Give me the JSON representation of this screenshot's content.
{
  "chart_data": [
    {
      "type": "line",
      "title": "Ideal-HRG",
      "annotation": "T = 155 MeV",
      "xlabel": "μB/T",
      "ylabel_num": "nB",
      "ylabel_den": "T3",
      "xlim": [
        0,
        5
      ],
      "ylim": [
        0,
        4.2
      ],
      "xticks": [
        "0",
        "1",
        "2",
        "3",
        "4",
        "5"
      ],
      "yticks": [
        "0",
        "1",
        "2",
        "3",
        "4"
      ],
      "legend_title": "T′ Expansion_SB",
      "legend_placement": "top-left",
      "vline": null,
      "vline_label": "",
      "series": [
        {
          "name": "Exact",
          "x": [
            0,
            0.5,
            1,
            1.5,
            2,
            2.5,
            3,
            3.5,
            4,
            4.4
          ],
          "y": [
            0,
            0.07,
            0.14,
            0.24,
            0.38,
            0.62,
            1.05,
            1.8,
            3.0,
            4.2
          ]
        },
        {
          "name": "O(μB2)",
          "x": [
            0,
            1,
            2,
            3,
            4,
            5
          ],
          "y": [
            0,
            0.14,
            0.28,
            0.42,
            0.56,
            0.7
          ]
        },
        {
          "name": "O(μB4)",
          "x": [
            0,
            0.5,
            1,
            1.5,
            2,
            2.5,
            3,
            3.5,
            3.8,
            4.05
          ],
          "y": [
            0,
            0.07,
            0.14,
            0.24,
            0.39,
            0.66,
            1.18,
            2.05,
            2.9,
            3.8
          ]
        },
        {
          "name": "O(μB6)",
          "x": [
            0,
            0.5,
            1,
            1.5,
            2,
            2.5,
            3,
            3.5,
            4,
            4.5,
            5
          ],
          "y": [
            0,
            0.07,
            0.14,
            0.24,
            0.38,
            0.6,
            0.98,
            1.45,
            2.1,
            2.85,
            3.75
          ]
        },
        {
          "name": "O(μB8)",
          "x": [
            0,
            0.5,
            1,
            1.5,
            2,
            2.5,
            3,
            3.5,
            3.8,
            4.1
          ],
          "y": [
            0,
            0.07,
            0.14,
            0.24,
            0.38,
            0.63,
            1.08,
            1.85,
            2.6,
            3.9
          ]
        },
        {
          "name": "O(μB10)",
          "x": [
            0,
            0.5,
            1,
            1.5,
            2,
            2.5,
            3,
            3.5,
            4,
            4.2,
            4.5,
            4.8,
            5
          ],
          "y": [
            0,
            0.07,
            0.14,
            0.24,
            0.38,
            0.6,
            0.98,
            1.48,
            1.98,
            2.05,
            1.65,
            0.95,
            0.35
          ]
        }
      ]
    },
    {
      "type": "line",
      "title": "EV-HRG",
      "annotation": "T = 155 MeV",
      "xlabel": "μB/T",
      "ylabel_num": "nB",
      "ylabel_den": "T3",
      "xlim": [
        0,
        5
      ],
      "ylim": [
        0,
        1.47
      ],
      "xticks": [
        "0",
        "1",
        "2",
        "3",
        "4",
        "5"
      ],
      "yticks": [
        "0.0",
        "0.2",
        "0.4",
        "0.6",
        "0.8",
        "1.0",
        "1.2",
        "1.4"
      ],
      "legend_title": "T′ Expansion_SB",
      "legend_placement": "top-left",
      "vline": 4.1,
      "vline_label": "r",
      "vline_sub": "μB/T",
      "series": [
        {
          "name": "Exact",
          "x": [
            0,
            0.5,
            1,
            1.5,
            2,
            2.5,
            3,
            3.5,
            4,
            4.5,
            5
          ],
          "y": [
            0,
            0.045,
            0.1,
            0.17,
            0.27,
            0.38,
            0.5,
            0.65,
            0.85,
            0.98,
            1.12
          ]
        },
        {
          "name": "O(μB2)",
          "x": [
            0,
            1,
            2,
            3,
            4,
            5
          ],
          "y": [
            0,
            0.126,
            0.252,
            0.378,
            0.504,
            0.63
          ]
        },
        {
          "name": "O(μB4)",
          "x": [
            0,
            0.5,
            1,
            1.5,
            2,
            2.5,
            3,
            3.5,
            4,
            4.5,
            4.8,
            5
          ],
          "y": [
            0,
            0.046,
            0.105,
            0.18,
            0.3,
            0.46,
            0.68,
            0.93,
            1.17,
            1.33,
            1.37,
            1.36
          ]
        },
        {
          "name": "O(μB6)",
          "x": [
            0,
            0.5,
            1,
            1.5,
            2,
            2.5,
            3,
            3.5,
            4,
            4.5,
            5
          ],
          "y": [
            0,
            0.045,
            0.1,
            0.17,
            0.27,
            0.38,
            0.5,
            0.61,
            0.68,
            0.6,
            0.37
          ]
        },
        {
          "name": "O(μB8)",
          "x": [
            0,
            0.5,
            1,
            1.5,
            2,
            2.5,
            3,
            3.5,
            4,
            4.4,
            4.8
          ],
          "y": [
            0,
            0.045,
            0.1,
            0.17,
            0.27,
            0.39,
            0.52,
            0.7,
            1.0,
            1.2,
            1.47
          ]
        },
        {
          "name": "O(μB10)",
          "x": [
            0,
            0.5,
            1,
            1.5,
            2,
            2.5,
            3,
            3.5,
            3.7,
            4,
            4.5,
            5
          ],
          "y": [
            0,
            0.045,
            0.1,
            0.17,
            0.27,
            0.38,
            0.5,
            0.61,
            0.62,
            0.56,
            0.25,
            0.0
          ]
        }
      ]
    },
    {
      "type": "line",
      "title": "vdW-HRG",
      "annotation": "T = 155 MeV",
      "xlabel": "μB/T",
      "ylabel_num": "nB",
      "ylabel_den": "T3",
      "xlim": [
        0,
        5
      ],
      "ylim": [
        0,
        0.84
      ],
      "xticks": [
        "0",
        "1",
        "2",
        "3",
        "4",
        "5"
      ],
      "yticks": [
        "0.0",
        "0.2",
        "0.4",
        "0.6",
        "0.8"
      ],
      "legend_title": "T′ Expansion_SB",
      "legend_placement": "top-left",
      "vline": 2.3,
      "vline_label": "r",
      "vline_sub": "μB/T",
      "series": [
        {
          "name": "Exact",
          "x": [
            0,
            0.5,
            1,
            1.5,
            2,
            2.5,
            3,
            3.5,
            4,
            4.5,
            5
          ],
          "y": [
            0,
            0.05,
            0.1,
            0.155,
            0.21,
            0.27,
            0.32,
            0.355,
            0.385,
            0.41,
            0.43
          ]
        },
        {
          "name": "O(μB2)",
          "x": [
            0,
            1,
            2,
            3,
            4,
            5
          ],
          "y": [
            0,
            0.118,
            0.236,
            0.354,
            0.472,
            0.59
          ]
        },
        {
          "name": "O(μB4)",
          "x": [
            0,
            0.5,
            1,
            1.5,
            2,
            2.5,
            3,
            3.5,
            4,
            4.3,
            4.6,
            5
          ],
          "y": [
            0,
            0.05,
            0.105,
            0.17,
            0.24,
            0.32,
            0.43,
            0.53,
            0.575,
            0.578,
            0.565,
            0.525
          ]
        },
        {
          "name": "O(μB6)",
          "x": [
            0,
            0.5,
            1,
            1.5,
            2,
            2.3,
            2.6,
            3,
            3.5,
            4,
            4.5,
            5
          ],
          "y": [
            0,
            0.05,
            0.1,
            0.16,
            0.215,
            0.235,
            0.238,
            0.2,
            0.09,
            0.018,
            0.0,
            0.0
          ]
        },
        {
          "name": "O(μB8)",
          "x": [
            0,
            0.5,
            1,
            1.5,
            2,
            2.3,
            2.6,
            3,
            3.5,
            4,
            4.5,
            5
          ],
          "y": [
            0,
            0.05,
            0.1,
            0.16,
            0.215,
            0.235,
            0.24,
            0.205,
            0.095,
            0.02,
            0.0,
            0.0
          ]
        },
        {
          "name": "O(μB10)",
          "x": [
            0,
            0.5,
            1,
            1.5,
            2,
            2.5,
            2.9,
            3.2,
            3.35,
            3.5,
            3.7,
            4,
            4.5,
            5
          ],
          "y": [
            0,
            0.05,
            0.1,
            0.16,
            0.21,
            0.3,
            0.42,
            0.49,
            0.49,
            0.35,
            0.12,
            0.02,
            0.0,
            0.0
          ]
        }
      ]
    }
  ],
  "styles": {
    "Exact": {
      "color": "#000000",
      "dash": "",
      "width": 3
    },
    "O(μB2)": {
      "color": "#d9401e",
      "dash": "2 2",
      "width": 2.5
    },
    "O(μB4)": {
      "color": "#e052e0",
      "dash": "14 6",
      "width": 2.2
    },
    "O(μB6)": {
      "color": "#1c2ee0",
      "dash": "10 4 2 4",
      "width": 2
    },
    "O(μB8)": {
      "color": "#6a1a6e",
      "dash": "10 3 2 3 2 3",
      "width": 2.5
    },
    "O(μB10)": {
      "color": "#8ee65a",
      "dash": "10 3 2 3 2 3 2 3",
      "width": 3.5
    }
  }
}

- **Your objective**: From the records above, pick out and copy each line holding the word "color".

- **Reply to the exercise**:
      "color": "#000000",
      "color": "#d9401e",
      "color": "#e052e0",
      "color": "#1c2ee0",
      "color": "#6a1a6e",
      "color": "#8ee65a",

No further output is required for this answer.